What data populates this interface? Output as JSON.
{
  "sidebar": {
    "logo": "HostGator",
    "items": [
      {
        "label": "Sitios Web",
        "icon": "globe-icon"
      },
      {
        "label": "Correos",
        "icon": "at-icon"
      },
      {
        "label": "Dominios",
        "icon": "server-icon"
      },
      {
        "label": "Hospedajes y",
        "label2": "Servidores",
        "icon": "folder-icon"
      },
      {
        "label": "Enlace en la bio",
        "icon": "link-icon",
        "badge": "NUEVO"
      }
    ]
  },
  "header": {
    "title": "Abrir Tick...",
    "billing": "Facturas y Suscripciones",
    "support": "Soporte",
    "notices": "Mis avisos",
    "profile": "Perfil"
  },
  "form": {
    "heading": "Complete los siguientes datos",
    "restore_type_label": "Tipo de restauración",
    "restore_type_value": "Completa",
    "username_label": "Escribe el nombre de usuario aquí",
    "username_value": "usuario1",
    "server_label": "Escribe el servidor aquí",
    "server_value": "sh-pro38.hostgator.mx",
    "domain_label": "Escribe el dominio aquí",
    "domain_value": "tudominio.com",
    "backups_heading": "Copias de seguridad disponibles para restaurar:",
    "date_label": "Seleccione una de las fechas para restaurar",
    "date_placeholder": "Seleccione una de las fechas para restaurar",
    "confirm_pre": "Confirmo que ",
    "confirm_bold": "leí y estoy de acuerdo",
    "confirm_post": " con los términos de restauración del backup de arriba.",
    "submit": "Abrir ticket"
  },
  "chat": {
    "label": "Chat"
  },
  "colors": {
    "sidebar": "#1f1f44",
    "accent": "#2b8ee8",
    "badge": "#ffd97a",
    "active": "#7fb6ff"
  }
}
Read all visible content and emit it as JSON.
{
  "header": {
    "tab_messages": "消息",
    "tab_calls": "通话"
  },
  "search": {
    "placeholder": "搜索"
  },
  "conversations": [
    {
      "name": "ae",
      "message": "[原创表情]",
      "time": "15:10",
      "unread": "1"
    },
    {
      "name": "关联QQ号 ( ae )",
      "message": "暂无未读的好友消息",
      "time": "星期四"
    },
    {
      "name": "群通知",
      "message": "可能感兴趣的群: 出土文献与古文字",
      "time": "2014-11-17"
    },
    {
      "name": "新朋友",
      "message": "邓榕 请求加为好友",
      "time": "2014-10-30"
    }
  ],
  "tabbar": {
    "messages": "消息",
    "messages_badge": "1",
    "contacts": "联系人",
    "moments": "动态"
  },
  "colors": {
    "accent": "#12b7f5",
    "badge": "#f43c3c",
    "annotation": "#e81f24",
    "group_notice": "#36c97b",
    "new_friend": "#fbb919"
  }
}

═══

Restate each record word for word.

What data populates this interface? Output as JSON.
{
  "sidebar": {
    "logo": "HostGator",
    "items": [
      {
        "label": "Sitios Web",
        "icon": "globe-icon"
      },
      {
        "label": "Correos",
        "icon": "at-icon"
      },
      {
        "label": "Dominios",
        "icon": "server-icon"
      },
      {
        "label": "Hospedajes y",
        "label2": "Servidores",
        "icon": "folder-icon"
      },
      {
        "label": "Enlace en la bio",
        "icon": "link-icon",
        "badge": "NUEVO"
      }
    ]
  },
  "header": {
    "title": "Abrir Tick...",
    "billing": "Facturas y Suscripciones",
    "support": "Soporte",
    "notices": "Mis avisos",
    "profile": "Perfil"
  },
  "form": {
    "heading": "Complete los siguientes datos",
    "restore_type_label": "Tipo de restauración",
    "restore_type_value": "Completa",
    "username_label": "Escribe el nombre de usuario aquí",
    "username_value": "usuario1",
    "server_label": "Escribe el servidor aquí",
    "server_value": "sh-pro38.hostgator.mx",
    "domain_label": "Escribe el dominio aquí",
    "domain_value": "tudominio.com",
    "backups_heading": "Copias de seguridad disponibles para restaurar:",
    "date_label": "Seleccione una de las fechas para restaurar",
    "date_placeholder": "Seleccione una de las fechas para restaurar",
    "confirm_pre": "Confirmo que ",
    "confirm_bold": "leí y estoy de acuerdo",
    "confirm_post": " con los términos de restauración del backup de arriba.",
    "submit": "Abrir ticket"
  },
  "chat": {
    "label": "Chat"
  },
  "colors": {
    "sidebar": "#1f1f44",
    "accent": "#2b8ee8",
    "badge": "#ffd97a",
    "active": "#7fb6ff"
  }
}
Read all visible content and emit it as JSON.
{
  "header": {
    "tab_messages": "消息",
    "tab_calls": "通话"
  },
  "search": {
    "placeholder": "搜索"
  },
  "conversations": [
    {
      "name": "ae",
      "message": "[原创表情]",
      "time": "15:10",
      "unread": "1"
    },
    {
      "name": "关联QQ号 ( ae )",
      "message": "暂无未读的好友消息",
      "time": "星期四"
    },
    {
      "name": "群通知",
      "message": "可能感兴趣的群: 出土文献与古文字",
      "time": "2014-11-17"
    },
    {
      "name": "新朋友",
      "message": "邓榕 请求加为好友",
      "time": "2014-10-30"
    }
  ],
  "tabbar": {
    "messages": "消息",
    "messages_badge": "1",
    "contacts": "联系人",
    "moments": "动态"
  },
  "colors": {
    "accent": "#12b7f5",
    "badge": "#f43c3c",
    "annotation": "#e81f24",
    "group_notice": "#36c97b",
    "new_friend": "#fbb919"
  }
}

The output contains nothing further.